### Travail à faire
a – Reprenez le passage du texte sur le service national qui commence à « Un certain nombre » et se termine à « dans ce domaine. », en changeant « députés » en « parlementaires ».
b – D'après le texte sur le service national, quelle version du Service national certains députés ont-ils proposé de suspendre ?

Opinions - 15.12.2015

Armée : et si on s'intéressait au service national ?

L’Assemblée des Représentants du Peuple et le dossier «Défense et Sécurité Nationale» !

Un certain nombre de nos députés ont saisi dernièrement l'opportunité que leur offrait la discussion du budget du Ministère de la Défense Nationale pour soulever la question du  Service National  et proposé d’en suspendre la version "Affectations Individuelles". Ces réactions tardives et  limitées à ce seul aspect relativement secondaire du Service national sont bien révélatrices des défaillances, au niveau de l’ARP quant au dossier "Défense et Sécurité Nationale". Eu égard aux défis sécuritaires à relever, l’assemblée est aujourd’hui très mal organisée et très peu outillée pour mener à bien sa mission dans ce domaine.

En effet, nos honorables Représentants, ignorent non seulement les mesures déjà prises par le Ministère de la Défense en la matière, mais semblent tout ignorer de la réalité de l’ensemble du dossier « Service National » et ce en dépit de la gravité de la situation sécuritaire qui prévaut dans le pays et la guerre déclarée par l’Etat au terrorisme. Mais avant d’explorer davantage la question du Service National même, il importe de voir comment l’ARP s’est organisée pour mener sa mission dans le domaine de la "Défense et Sécurité Nationale".

Selon le règlement intérieur de l’ARP, c’est la commission législative permanente, très maladroitement dénommée, "la Commission de l’Organisation Administrative et des Affaires des Forces portant d’Armes", qui est chargée, entre autres dossiers et non pas exclusivement, de celui des "forces portant d’armes». En effet, l’article  85 (point 8) de ce même règlement, définit la mission de la dite Commission comme suit:
« 8. Commission de l’organisation de l’administration et des affaires des forces portant d’armes, chargée de l’examen des projets, propositions et questions relatifs à:

  • L’organisation générale de l’administration,                   
  • La décentralisation administrative et l’organisation des collectivités locales,
  • Les projets de loi relatifs aux forces portant d’armes. »

### Données fournies

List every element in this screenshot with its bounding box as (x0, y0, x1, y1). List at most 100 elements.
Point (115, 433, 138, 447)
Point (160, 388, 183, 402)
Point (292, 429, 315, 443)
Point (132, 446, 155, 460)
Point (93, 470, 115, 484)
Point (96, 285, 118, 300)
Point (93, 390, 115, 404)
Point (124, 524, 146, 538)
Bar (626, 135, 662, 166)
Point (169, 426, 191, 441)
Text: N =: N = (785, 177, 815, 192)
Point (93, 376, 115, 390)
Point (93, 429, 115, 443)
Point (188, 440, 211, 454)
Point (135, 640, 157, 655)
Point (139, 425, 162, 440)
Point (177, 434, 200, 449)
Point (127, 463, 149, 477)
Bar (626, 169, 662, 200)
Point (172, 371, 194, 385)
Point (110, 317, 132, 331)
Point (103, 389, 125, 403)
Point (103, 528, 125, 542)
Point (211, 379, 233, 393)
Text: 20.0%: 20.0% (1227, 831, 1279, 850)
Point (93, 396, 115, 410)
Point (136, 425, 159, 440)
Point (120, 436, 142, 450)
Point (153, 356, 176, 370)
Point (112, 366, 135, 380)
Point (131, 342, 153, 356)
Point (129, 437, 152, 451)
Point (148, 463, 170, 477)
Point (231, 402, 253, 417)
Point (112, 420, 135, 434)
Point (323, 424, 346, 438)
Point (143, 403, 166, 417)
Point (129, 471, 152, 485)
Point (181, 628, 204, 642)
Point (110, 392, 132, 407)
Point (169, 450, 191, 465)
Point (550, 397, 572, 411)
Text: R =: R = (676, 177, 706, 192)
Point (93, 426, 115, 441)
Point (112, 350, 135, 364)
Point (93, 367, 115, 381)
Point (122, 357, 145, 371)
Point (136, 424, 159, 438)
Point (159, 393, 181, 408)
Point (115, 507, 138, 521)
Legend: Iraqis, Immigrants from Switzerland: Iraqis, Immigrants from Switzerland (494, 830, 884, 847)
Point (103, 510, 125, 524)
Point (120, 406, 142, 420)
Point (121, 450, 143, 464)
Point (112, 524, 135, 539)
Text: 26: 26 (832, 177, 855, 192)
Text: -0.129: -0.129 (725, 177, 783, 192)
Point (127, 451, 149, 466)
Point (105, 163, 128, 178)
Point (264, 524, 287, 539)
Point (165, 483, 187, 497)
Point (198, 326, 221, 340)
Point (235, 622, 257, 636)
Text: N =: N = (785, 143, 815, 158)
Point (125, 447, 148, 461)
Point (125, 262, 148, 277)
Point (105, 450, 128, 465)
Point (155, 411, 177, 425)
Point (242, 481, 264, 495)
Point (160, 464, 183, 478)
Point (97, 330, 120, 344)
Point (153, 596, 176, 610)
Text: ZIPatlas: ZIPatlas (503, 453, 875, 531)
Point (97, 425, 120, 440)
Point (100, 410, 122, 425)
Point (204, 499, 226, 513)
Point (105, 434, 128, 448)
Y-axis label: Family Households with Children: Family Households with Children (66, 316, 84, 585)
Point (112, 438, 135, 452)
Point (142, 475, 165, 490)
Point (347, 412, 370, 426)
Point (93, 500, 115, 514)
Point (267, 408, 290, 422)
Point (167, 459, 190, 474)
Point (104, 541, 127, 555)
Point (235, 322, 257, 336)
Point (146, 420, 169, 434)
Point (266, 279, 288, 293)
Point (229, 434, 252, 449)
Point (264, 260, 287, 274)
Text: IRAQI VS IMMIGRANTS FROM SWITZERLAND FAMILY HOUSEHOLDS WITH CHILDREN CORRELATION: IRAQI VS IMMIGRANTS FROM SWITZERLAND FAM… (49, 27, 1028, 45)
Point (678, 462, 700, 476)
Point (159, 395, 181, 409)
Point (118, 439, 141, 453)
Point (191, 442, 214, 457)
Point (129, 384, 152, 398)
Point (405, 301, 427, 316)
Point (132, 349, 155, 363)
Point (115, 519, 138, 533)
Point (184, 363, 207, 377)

### Réponses attendues
a –
Un certain nombre de nos parlementaires ont saisi dernièrement l'opportunité que leur offrait la discussion du budget du Ministère de la Défense Nationale pour soulever la question du  Service National  et proposé d’en suspendre la version "Affectations Individuelles". Ces réactions tardives et  limitées à ce seul aspect relativement secondaire du Service national sont bien révélatrices des défaillances, au niveau de l’ARP quant au dossier "Défense et Sécurité Nationale". Eu égard aux défis sécuritaires à relever, l’assemblée est aujourd’hui très mal organisée et très peu outillée pour mener à bien sa mission dans ce domaine.

b – La version « Affectations Individuelles ».